## GESTELLTE AUFGABE 1
Prüfen Sie, ob die Aussagen (a) bis (c) mit dem folgenden Text über ethisches Führen übereinstimmen, und belegen Sie jedes Ja oder Nein mit den entscheidenden Worten des Textes als wörtliches Zitat. (a) Der Text gibt Führungskräften einen Handlungskatalog für die Praxis an die Hand. (b) Christliche Führungskräfte fühlen sich der Liebe als dem höchsten Gebot Gottes verpflichtet. (c) Man muss sich die eigenen verschiedenen Rollen vor Augen führen.

## VORLIEGENDER TEXT
((

Der Liebe als höchstem Gebot verpflichtet
Das Leben ist heute komplex und die Zeiten sind schnelllebig. Und nicht immer ist Ihnen vielleicht klar, wie Sie als Führungskraft oder Unternehmer christlich oder allgemein ethisch fundierte Entscheidungen treffen können. Um diese wichtige Aufgabe zu bewältigen, müssen Sie sich Ihre verschiedenen Rollen vor Augen führen und die Werte kennen, auf deren Basis die christliche oder philosophische Ethik Handlungen für gut oder schlecht erklärt. Einen Handlungskatalog für die Praxis halten Sie damit nicht in der Hand, aber immerhin einen guten Rahmen, der Ihnen hilft, im Einzelfall Werte und Entscheidungen abzuwägen und somit ethisch zu führen. Christliche Führungskräfte fühlen sich in jedem Fall der Liebe als dem höchsten Gebot Gottes verpflichtet.

))

## GESTELLTE AUFGABE 2
Schreiben Sie aus der Auflistung unten die Zeilen wörtlich ab. Beginnen Sie mit der Zeile, die "code-line[interactable]: 38 (0, 1079, 709, 1134)" enthält, und enden Sie mit der Zeile, die "code-line[interactable]: 7 private: (0, 178, 709, 262)" enthält; beide Zeilen gehören dazu.

## BEREITGESTELLTE EINTRÄGE
((

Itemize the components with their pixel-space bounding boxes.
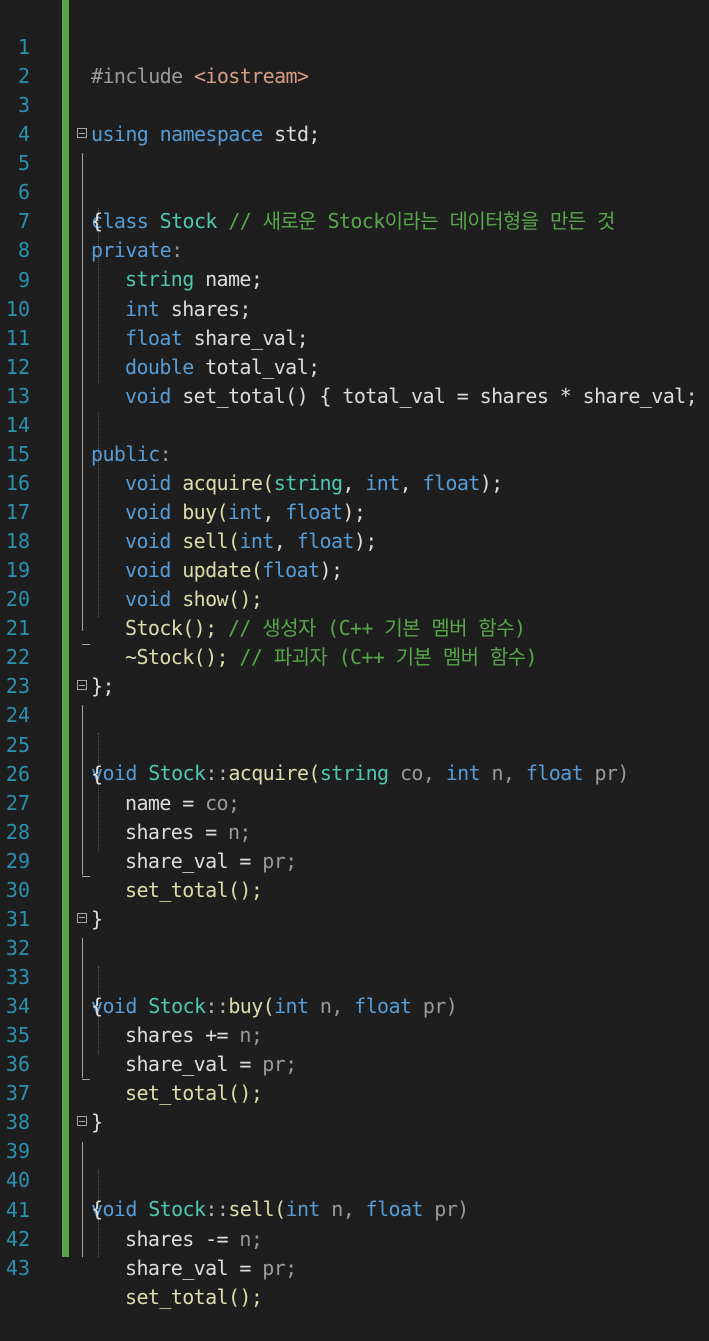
code-line[interactable]: 38 (0, 1079, 709, 1134)
code-line[interactable]: 32 void Stock::buy(int n, float pr) (0, 905, 709, 1018)
code-line[interactable]: 8 string name; (0, 207, 709, 291)
code-line[interactable]: 42 share_val = pr; (0, 1196, 709, 1280)
code-line[interactable]: 29 set_total(); (0, 818, 709, 902)
code-line[interactable]: 7 private: (0, 178, 709, 262)
code-line[interactable]: 37 } (0, 1050, 709, 1134)
code-token: share_val = (125, 1255, 263, 1280)
code-line[interactable]: 1 #include <iostream> (0, 4, 709, 88)
code-line[interactable]: 36 set_total(); (0, 1021, 709, 1105)
code-line[interactable]: 21 ~Stock(); // 파괴자 (C++ 기본 멤버 함수) (0, 585, 709, 669)
code-line[interactable]: 19 void show(); (0, 527, 709, 611)
code-line[interactable]: 11 double total_val; (0, 295, 709, 379)
collapse-icon[interactable] (77, 912, 87, 923)
code-line[interactable]: 40 { (0, 1137, 709, 1221)
code-line[interactable]: 18 void update(float); (0, 498, 709, 582)
collapse-icon[interactable] (77, 1116, 87, 1127)
collapse-icon[interactable] (77, 128, 87, 139)
code-lines: 1 #include <iostream> 2 3 using namespac… (0, 4, 709, 1309)
code-text: set_total(); (125, 1284, 263, 1309)
code-line[interactable]: 26 name = co; (0, 731, 709, 815)
code-line[interactable]: 2 (0, 33, 709, 88)
code-line[interactable]: 16 void buy(int, float); (0, 440, 709, 524)
code-line[interactable]: 35 share_val = pr; (0, 992, 709, 1076)
code-line[interactable]: 14 public: (0, 382, 709, 466)
code-line[interactable]: 12 void set_total() { total_val = shares… (0, 324, 709, 408)
code-line[interactable]: 39 void Stock::sell(int n, float pr) (0, 1108, 709, 1221)
code-line[interactable]: 3 using namespace std; (0, 62, 709, 146)
code-line[interactable]: 17 void sell(int, float); (0, 469, 709, 553)
code-line[interactable]: 10 float share_val; (0, 266, 709, 350)
code-text: share_val = pr; (125, 1254, 297, 1283)
code-line[interactable]: 5 class Stock // 새로운 Stock이라는 데이터형을 만든 것 (0, 120, 709, 233)
code-line[interactable]: 34 shares += n; (0, 963, 709, 1047)
code-line[interactable]: 13 (0, 353, 709, 408)
code-line[interactable]: 20 Stock(); // 생성자 (C++ 기본 멤버 함수) (0, 556, 709, 640)
code-line[interactable]: 4 (0, 91, 709, 146)
code-line[interactable]: 28 share_val = pr; (0, 789, 709, 873)
code-line[interactable]: 43 set_total(); (0, 1225, 709, 1309)
line-number: 43 (5, 1255, 30, 1280)
param-token: pr; (262, 1255, 297, 1280)
code-line[interactable]: 24 void Stock::acquire(string co, int n,… (0, 672, 709, 785)
code-line[interactable]: 41 shares -= n; (0, 1167, 709, 1251)
code-line[interactable]: 6 { (0, 149, 709, 233)
code-line[interactable]: 25 { (0, 702, 709, 786)
code-editor[interactable]: 1 #include <iostream> 2 3 using namespac… (0, 0, 709, 1309)
code-line[interactable]: 22 }; (0, 614, 709, 698)
code-line[interactable]: 27 shares = n; (0, 760, 709, 844)
code-line[interactable]: 23 (0, 643, 709, 698)
code-line[interactable]: 30 } (0, 847, 709, 931)
code-line[interactable]: 9 int shares; (0, 237, 709, 321)
code-line[interactable]: 15 void acquire(string, int, float); (0, 411, 709, 495)
collapse-icon[interactable] (77, 680, 87, 691)
code-line[interactable]: 33 { (0, 934, 709, 1018)
code-line[interactable]: 31 (0, 876, 709, 931)
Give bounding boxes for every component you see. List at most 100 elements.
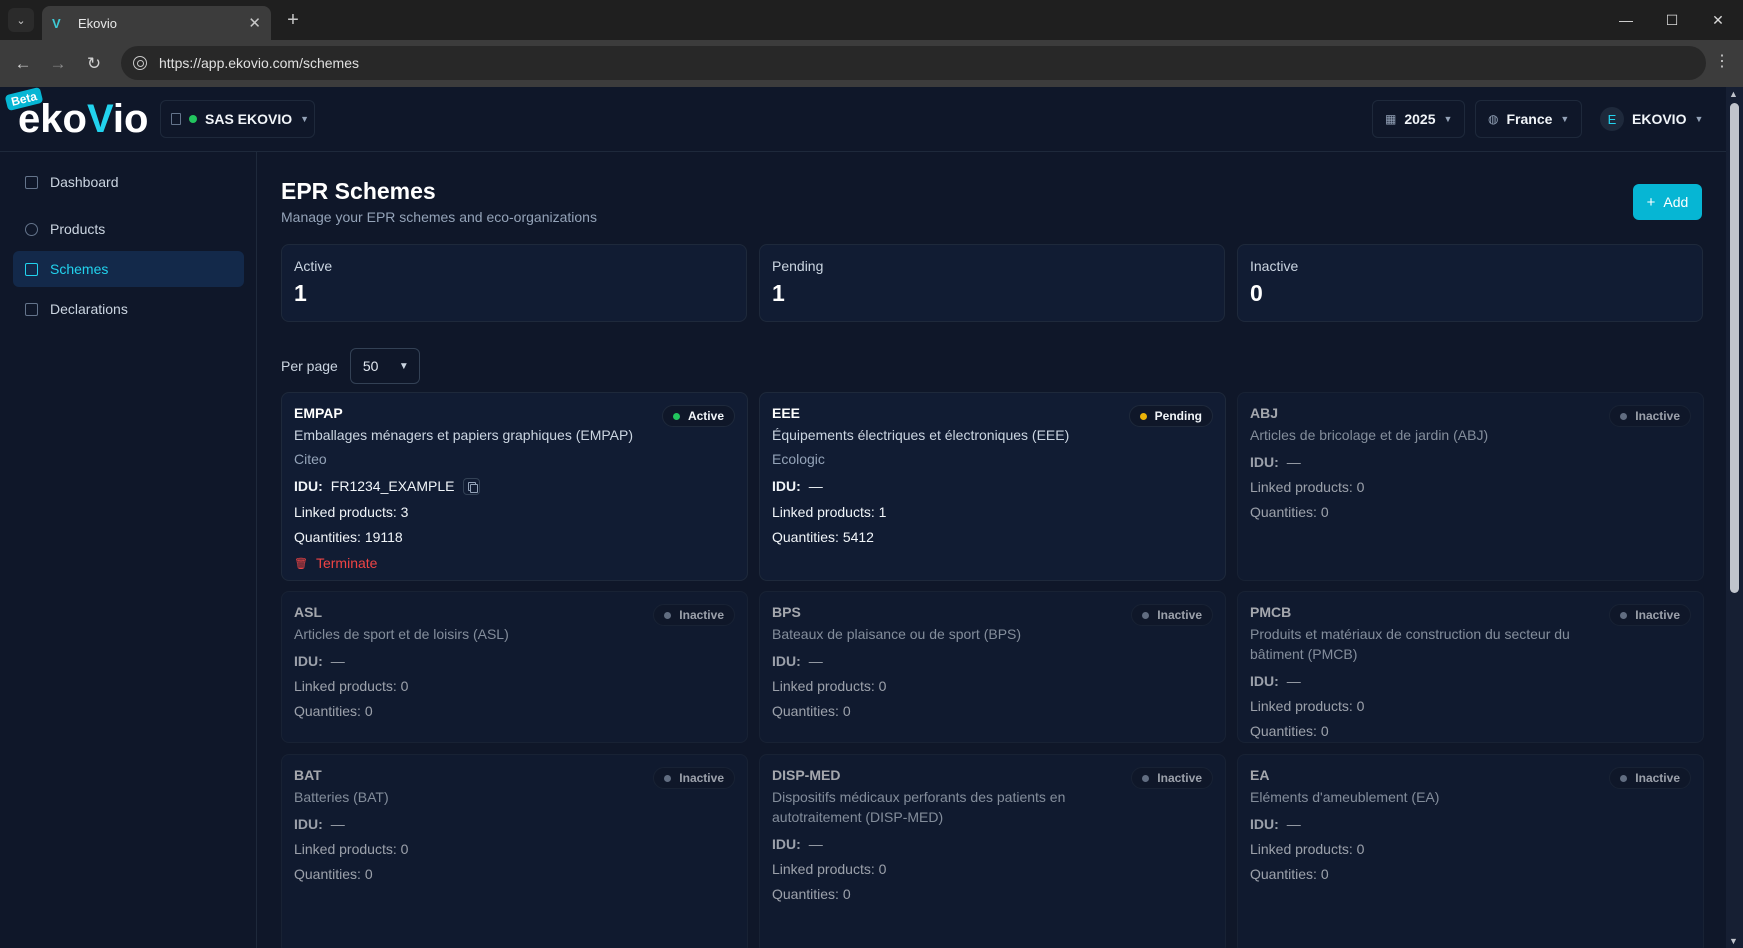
sidebar-item-label: Schemes (50, 261, 109, 277)
scheme-card-disp-med[interactable]: DISP-MED Dispositifs médicaux perforants… (759, 754, 1226, 948)
box-icon (25, 222, 38, 236)
scheme-name: Équipements électriques et électroniques… (772, 427, 1070, 443)
close-tab-icon[interactable]: ✕ (248, 14, 261, 32)
idu-value: FR1234_EXAMPLE (330, 478, 455, 494)
stat-value: 1 (294, 280, 307, 306)
document-icon (25, 302, 38, 316)
scheme-card-ea[interactable]: EA Eléments d'ameublement (EA) IDU: — Li… (1237, 754, 1704, 948)
idu-label: IDU: (294, 478, 323, 494)
terminate-button[interactable]: 🗑 Terminate (294, 555, 735, 571)
address-bar[interactable]: https://app.ekovio.com/schemes (121, 46, 1706, 80)
company-selector[interactable]: SAS EKOVIO ▼ (160, 100, 315, 138)
scheme-card-abj[interactable]: ABJ Articles de bricolage et de jardin (… (1237, 392, 1704, 581)
trash-icon: 🗑 (294, 557, 308, 570)
close-window-icon[interactable]: ✕ (1695, 6, 1741, 34)
minimize-icon[interactable]: — (1603, 6, 1649, 34)
status-text: Inactive (1635, 608, 1680, 622)
site-info-icon[interactable] (133, 56, 147, 70)
status-dot (1620, 611, 1628, 619)
url-text: https://app.ekovio.com/schemes (159, 55, 359, 71)
scheme-name: Batteries (BAT) (294, 789, 389, 805)
copy-icon[interactable] (462, 477, 480, 495)
scheme-name: Produits et matériaux de construction du… (1250, 626, 1570, 662)
scheme-name: Articles de bricolage et de jardin (ABJ) (1250, 427, 1489, 443)
chevron-down-icon: ▼ (1443, 114, 1453, 124)
country-selector[interactable]: ◍ France ▼ (1475, 100, 1583, 138)
app-header: ekoVio Beta SAS EKOVIO ▼ ▦ 2025 ▼ ◍ Fran… (0, 86, 1726, 152)
sidebar-item-label: Declarations (50, 301, 128, 317)
forward-icon[interactable]: → (45, 51, 71, 77)
chevron-down-icon: ▼ (1694, 114, 1704, 124)
browser-menu-icon[interactable]: ⋮ (1712, 51, 1732, 71)
page-subtitle: Manage your EPR schemes and eco-organiza… (281, 209, 597, 225)
stat-label: Pending (772, 258, 824, 274)
page-title: EPR Schemes (281, 178, 436, 204)
sidebar-item-products[interactable]: Products (13, 211, 244, 247)
stat-label: Inactive (1250, 258, 1299, 274)
idu-label: IDU: (772, 653, 801, 669)
stat-card-pending: Pending 1 (759, 244, 1225, 322)
scheme-card-empap[interactable]: EMPAP Emballages ménagers et papiers gra… (281, 392, 748, 581)
quantities: Quantities: 5412 (772, 529, 874, 545)
new-tab-button[interactable]: + (282, 6, 304, 34)
user-menu[interactable]: E EKOVIO ▼ (1600, 100, 1703, 138)
status-badge: Inactive (1131, 767, 1213, 789)
scheme-card-bps[interactable]: BPS Bateaux de plaisance ou de sport (BP… (759, 591, 1226, 743)
page-scrollbar[interactable]: ▲ ▼ (1726, 87, 1743, 948)
scheme-card-bat[interactable]: BAT Batteries (BAT) IDU: — Linked produc… (281, 754, 748, 948)
browser-tab[interactable]: V Ekovio ✕ (42, 6, 271, 40)
scheme-idu: IDU: — (294, 816, 735, 832)
sidebar-item-label: Dashboard (50, 174, 119, 190)
year-selector[interactable]: ▦ 2025 ▼ (1372, 100, 1466, 138)
quantities: Quantities: 0 (1250, 866, 1329, 882)
status-badge: Inactive (1609, 767, 1691, 789)
idu-label: IDU: (1250, 673, 1279, 689)
idu-label: IDU: (772, 836, 801, 852)
add-scheme-button[interactable]: + Add (1633, 184, 1702, 220)
per-page-label: Per page (281, 358, 338, 374)
terminate-label: Terminate (315, 555, 378, 571)
tab-title: Ekovio (78, 15, 118, 31)
reload-icon[interactable]: ↻ (81, 51, 107, 77)
sidebar-item-schemes[interactable]: Schemes (13, 251, 244, 287)
scheme-name: Articles de sport et de loisirs (ASL) (294, 626, 509, 642)
scroll-down-icon[interactable]: ▼ (1729, 936, 1738, 946)
scheme-name: Emballages ménagers et papiers graphique… (294, 427, 634, 443)
status-dot (664, 774, 672, 782)
status-text: Inactive (679, 771, 724, 785)
dashboard-icon (25, 175, 38, 189)
scheme-idu: IDU: — (1250, 454, 1691, 470)
idu-value: — (808, 653, 823, 669)
linked-products: Linked products: 0 (772, 861, 887, 877)
linked-products: Linked products: 0 (1250, 698, 1365, 714)
status-dot (672, 412, 680, 420)
scroll-up-icon[interactable]: ▲ (1729, 89, 1738, 99)
scheme-card-eee[interactable]: EEE Équipements électriques et électroni… (759, 392, 1226, 581)
back-icon[interactable]: ← (10, 51, 36, 77)
status-badge: Active (661, 405, 735, 427)
user-name: EKOVIO (1632, 111, 1687, 127)
per-page-control: Per page 50 ▼ (281, 348, 420, 384)
status-dot (664, 611, 672, 619)
scroll-thumb[interactable] (1730, 103, 1739, 593)
quantities: Quantities: 0 (294, 866, 373, 882)
tab-search-button[interactable]: ⌄ (8, 8, 34, 32)
chevron-down-icon: ▼ (300, 114, 310, 124)
scheme-card-asl[interactable]: ASL Articles de sport et de loisirs (ASL… (281, 591, 748, 743)
linked-products: Linked products: 0 (1250, 479, 1365, 495)
per-page-select[interactable]: 50 ▼ (349, 348, 420, 384)
quantities: Quantities: 0 (1250, 504, 1329, 520)
maximize-icon[interactable]: ☐ (1649, 6, 1695, 34)
status-badge: Inactive (653, 604, 735, 626)
sidebar-item-dashboard[interactable]: Dashboard (13, 164, 244, 200)
sidebar-item-declarations[interactable]: Declarations (13, 291, 244, 327)
idu-value: — (330, 653, 345, 669)
avatar: E (1600, 107, 1624, 131)
linked-products: Linked products: 0 (1250, 841, 1365, 857)
status-dot (1620, 412, 1628, 420)
stat-card-inactive: Inactive 0 (1237, 244, 1703, 322)
scheme-card-pmcb[interactable]: PMCB Produits et matériaux de constructi… (1237, 591, 1704, 743)
status-text: Inactive (1635, 409, 1680, 423)
year-value: 2025 (1404, 111, 1436, 127)
idu-value: — (1286, 673, 1301, 689)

))

## SCHRIFTLICHE ANTWORT 1
(a) Nein: „Einen Handlungskatalog für die Praxis halten Sie damit nicht in der Hand“
(b) Ja: „Christliche Führungskräfte fühlen sich in jedem Fall der Liebe als dem höchsten Gebot Gottes verpflichtet.“
(c) Ja: „müssen Sie sich Ihre verschiedenen Rollen vor Augen führen“

## SCHRIFTLICHE ANTWORT 2
code-line[interactable]: 38 (0, 1079, 709, 1134)
code-line[interactable]: 32 void Stock::buy(int n, float pr) (0, 905, 709, 1018)
code-line[interactable]: 8 string name; (0, 207, 709, 291)
code-line[interactable]: 42 share_val = pr; (0, 1196, 709, 1280)
code-line[interactable]: 29 set_total(); (0, 818, 709, 902)
code-line[interactable]: 7 private: (0, 178, 709, 262)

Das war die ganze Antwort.